> **Task brief**
Each entry below should be reproduced character for character.

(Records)
——————

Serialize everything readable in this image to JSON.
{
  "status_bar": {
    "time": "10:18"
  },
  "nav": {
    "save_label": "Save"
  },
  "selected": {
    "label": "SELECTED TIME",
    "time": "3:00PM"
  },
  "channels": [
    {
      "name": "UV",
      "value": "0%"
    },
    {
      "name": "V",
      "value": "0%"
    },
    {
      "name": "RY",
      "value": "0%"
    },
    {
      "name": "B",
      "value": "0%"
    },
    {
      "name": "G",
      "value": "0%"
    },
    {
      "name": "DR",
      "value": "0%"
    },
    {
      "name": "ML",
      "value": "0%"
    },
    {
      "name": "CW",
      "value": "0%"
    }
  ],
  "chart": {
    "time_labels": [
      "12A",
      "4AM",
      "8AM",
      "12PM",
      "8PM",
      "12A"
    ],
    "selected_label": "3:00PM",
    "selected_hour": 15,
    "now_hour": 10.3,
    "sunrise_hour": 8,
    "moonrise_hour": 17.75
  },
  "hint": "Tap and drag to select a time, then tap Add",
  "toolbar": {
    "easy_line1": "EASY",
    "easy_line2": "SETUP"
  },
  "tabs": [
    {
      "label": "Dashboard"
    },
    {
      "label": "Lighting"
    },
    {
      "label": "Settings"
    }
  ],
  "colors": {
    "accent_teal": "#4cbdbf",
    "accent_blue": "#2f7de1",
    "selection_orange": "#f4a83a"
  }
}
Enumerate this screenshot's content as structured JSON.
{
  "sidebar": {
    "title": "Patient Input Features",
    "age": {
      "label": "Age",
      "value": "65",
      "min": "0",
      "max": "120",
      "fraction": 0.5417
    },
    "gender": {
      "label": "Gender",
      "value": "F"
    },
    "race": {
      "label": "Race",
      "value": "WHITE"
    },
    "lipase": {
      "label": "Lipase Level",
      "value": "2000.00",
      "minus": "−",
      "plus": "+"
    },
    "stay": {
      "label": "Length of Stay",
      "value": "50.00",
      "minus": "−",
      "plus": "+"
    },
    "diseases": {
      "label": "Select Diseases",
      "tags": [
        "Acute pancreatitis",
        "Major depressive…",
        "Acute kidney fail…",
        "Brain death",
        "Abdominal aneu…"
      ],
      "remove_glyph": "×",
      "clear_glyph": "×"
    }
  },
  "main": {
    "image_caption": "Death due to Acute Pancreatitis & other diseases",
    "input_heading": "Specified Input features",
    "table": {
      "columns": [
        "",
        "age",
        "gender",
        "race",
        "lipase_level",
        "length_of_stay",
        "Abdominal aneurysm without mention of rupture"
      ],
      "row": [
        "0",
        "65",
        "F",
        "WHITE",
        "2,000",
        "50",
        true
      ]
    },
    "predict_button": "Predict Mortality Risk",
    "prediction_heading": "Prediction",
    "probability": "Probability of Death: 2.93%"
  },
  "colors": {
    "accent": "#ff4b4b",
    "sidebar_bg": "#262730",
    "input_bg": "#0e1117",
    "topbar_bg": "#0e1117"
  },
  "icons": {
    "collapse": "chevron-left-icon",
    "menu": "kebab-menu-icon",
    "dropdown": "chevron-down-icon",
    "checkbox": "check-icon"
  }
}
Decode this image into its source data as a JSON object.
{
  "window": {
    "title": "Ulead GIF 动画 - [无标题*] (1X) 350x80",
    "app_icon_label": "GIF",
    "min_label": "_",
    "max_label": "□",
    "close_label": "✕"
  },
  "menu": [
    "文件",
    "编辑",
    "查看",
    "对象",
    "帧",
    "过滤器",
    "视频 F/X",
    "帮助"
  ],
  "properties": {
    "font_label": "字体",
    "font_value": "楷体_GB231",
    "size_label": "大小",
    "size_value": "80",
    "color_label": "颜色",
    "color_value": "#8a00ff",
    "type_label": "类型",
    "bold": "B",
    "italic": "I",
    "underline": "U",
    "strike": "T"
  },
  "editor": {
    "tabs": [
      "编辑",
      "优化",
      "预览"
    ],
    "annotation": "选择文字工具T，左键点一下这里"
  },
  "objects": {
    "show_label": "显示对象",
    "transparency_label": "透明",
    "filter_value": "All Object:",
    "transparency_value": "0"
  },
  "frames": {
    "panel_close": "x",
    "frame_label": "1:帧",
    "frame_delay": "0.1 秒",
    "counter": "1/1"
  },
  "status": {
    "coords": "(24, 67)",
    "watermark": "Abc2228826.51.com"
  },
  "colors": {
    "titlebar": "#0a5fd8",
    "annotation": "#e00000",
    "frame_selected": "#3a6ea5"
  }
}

——————

> **Finished task**
Serialize everything readable in this image to JSON.
{
  "status_bar": {
    "time": "10:18"
  },
  "nav": {
    "save_label": "Save"
  },
  "selected": {
    "label": "SELECTED TIME",
    "time": "3:00PM"
  },
  "channels": [
    {
      "name": "UV",
      "value": "0%"
    },
    {
      "name": "V",
      "value": "0%"
    },
    {
      "name": "RY",
      "value": "0%"
    },
    {
      "name": "B",
      "value": "0%"
    },
    {
      "name": "G",
      "value": "0%"
    },
    {
      "name": "DR",
      "value": "0%"
    },
    {
      "name": "ML",
      "value": "0%"
    },
    {
      "name": "CW",
      "value": "0%"
    }
  ],
  "chart": {
    "time_labels": [
      "12A",
      "4AM",
      "8AM",
      "12PM",
      "8PM",
      "12A"
    ],
    "selected_label": "3:00PM",
    "selected_hour": 15,
    "now_hour": 10.3,
    "sunrise_hour": 8,
    "moonrise_hour": 17.75
  },
  "hint": "Tap and drag to select a time, then tap Add",
  "toolbar": {
    "easy_line1": "EASY",
    "easy_line2": "SETUP"
  },
  "tabs": [
    {
      "label": "Dashboard"
    },
    {
      "label": "Lighting"
    },
    {
      "label": "Settings"
    }
  ],
  "colors": {
    "accent_teal": "#4cbdbf",
    "accent_blue": "#2f7de1",
    "selection_orange": "#f4a83a"
  }
}
Enumerate this screenshot's content as structured JSON.
{
  "sidebar": {
    "title": "Patient Input Features",
    "age": {
      "label": "Age",
      "value": "65",
      "min": "0",
      "max": "120",
      "fraction": 0.5417
    },
    "gender": {
      "label": "Gender",
      "value": "F"
    },
    "race": {
      "label": "Race",
      "value": "WHITE"
    },
    "lipase": {
      "label": "Lipase Level",
      "value": "2000.00",
      "minus": "−",
      "plus": "+"
    },
    "stay": {
      "label": "Length of Stay",
      "value": "50.00",
      "minus": "−",
      "plus": "+"
    },
    "diseases": {
      "label": "Select Diseases",
      "tags": [
        "Acute pancreatitis",
        "Major depressive…",
        "Acute kidney fail…",
        "Brain death",
        "Abdominal aneu…"
      ],
      "remove_glyph": "×",
      "clear_glyph": "×"
    }
  },
  "main": {
    "image_caption": "Death due to Acute Pancreatitis & other diseases",
    "input_heading": "Specified Input features",
    "table": {
      "columns": [
        "",
        "age",
        "gender",
        "race",
        "lipase_level",
        "length_of_stay",
        "Abdominal aneurysm without mention of rupture"
      ],
      "row": [
        "0",
        "65",
        "F",
        "WHITE",
        "2,000",
        "50",
        true
      ]
    },
    "predict_button": "Predict Mortality Risk",
    "prediction_heading": "Prediction",
    "probability": "Probability of Death: 2.93%"
  },
  "colors": {
    "accent": "#ff4b4b",
    "sidebar_bg": "#262730",
    "input_bg": "#0e1117",
    "topbar_bg": "#0e1117"
  },
  "icons": {
    "collapse": "chevron-left-icon",
    "menu": "kebab-menu-icon",
    "dropdown": "chevron-down-icon",
    "checkbox": "check-icon"
  }
}
Decode this image into its source data as a JSON object.
{
  "window": {
    "title": "Ulead GIF 动画 - [无标题*] (1X) 350x80",
    "app_icon_label": "GIF",
    "min_label": "_",
    "max_label": "□",
    "close_label": "✕"
  },
  "menu": [
    "文件",
    "编辑",
    "查看",
    "对象",
    "帧",
    "过滤器",
    "视频 F/X",
    "帮助"
  ],
  "properties": {
    "font_label": "字体",
    "font_value": "楷体_GB231",
    "size_label": "大小",
    "size_value": "80",
    "color_label": "颜色",
    "color_value": "#8a00ff",
    "type_label": "类型",
    "bold": "B",
    "italic": "I",
    "underline": "U",
    "strike": "T"
  },
  "editor": {
    "tabs": [
      "编辑",
      "优化",
      "预览"
    ],
    "annotation": "选择文字工具T，左键点一下这里"
  },
  "objects": {
    "show_label": "显示对象",
    "transparency_label": "透明",
    "filter_value": "All Object:",
    "transparency_value": "0"
  },
  "frames": {
    "panel_close": "x",
    "frame_label": "1:帧",
    "frame_delay": "0.1 秒",
    "counter": "1/1"
  },
  "status": {
    "coords": "(24, 67)",
    "watermark": "Abc2228826.51.com"
  },
  "colors": {
    "titlebar": "#0a5fd8",
    "annotation": "#e00000",
    "frame_selected": "#3a6ea5"
  }
}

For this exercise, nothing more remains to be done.